■ Collected data
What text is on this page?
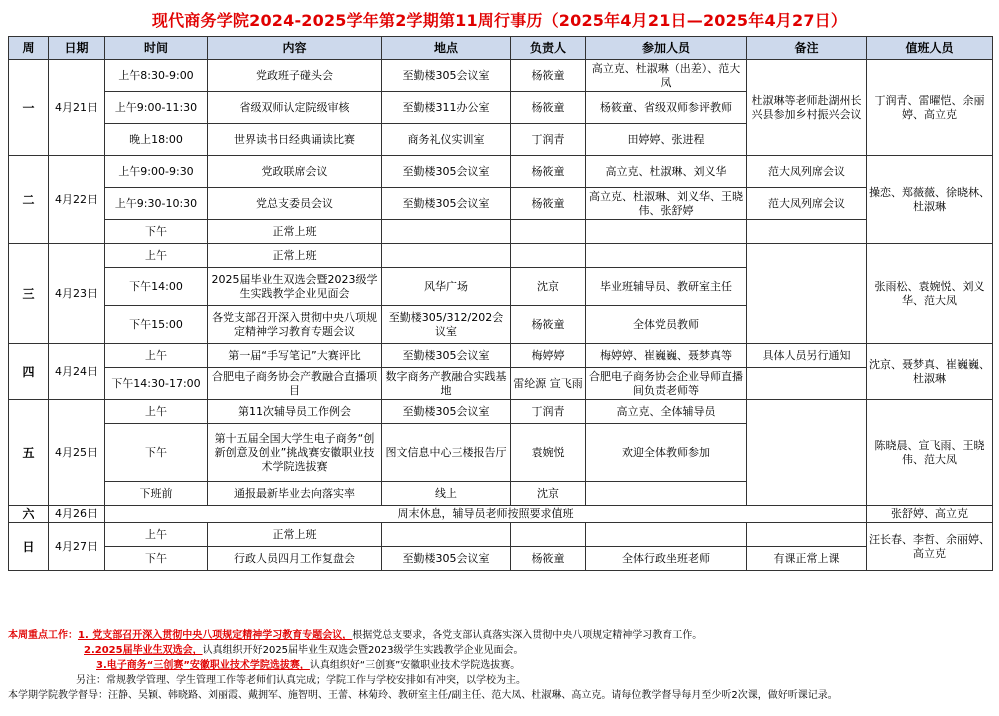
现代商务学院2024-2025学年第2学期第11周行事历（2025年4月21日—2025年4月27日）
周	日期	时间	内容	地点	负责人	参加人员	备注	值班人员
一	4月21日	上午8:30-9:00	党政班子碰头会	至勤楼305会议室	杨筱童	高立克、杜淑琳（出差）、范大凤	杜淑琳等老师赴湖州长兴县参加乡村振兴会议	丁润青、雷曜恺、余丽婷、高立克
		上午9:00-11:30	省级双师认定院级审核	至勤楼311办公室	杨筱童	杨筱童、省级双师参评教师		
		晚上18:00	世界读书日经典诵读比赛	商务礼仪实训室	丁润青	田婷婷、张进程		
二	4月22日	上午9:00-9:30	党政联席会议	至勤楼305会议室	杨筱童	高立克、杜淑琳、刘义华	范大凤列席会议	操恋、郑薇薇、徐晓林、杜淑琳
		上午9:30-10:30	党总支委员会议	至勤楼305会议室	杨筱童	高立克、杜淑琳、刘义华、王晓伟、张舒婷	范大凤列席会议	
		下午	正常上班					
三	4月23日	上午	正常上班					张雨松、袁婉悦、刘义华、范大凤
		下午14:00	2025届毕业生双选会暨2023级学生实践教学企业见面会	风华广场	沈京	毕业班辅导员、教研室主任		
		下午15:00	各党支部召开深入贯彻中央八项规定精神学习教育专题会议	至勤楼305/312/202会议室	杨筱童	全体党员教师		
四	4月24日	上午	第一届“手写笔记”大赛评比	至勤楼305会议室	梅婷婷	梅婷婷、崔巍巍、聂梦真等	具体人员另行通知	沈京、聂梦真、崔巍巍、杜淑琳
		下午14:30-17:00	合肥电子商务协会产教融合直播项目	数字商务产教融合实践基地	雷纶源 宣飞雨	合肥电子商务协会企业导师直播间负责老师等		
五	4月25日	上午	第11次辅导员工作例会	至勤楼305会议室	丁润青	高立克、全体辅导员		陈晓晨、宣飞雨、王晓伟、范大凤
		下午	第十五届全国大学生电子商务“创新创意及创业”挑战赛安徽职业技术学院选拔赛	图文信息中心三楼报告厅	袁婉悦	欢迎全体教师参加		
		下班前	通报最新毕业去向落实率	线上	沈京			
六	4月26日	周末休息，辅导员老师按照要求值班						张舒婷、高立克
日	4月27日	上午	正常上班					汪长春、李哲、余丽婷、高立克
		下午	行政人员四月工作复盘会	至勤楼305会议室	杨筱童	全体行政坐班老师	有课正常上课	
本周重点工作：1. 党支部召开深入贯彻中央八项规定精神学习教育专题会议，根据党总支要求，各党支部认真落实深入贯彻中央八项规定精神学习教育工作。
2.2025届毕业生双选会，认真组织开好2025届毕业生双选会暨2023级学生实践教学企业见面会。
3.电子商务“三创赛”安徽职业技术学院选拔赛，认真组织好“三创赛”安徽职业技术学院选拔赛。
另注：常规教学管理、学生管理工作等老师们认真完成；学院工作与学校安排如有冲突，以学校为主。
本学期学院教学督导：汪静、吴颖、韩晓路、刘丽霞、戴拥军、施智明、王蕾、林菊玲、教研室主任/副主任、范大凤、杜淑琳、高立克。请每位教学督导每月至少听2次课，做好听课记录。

...

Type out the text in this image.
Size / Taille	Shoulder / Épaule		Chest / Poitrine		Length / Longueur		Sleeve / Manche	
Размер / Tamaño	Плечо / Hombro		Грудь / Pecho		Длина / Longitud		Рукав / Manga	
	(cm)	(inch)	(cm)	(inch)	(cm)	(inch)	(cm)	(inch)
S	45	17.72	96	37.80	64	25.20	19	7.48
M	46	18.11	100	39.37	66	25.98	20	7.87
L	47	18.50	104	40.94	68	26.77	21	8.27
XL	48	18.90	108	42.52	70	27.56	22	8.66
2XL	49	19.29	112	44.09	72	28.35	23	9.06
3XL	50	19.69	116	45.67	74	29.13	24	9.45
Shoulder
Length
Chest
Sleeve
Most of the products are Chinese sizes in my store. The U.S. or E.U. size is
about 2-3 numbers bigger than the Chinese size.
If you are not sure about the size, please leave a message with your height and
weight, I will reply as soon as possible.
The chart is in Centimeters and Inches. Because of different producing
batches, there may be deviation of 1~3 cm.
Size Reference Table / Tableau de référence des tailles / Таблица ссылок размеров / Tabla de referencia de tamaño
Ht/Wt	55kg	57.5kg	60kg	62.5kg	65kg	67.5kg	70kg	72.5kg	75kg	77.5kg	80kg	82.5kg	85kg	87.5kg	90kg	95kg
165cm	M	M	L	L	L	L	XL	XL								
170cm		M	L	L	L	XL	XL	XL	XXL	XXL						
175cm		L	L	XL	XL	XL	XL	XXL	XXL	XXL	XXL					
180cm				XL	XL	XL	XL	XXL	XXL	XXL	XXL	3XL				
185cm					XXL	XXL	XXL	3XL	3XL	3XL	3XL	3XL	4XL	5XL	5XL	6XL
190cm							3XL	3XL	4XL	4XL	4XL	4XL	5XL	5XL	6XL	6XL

■ Exercise aim
Only the count is needed: the number of lines in the data that include the word "Chest".

■ Response for this exercise
2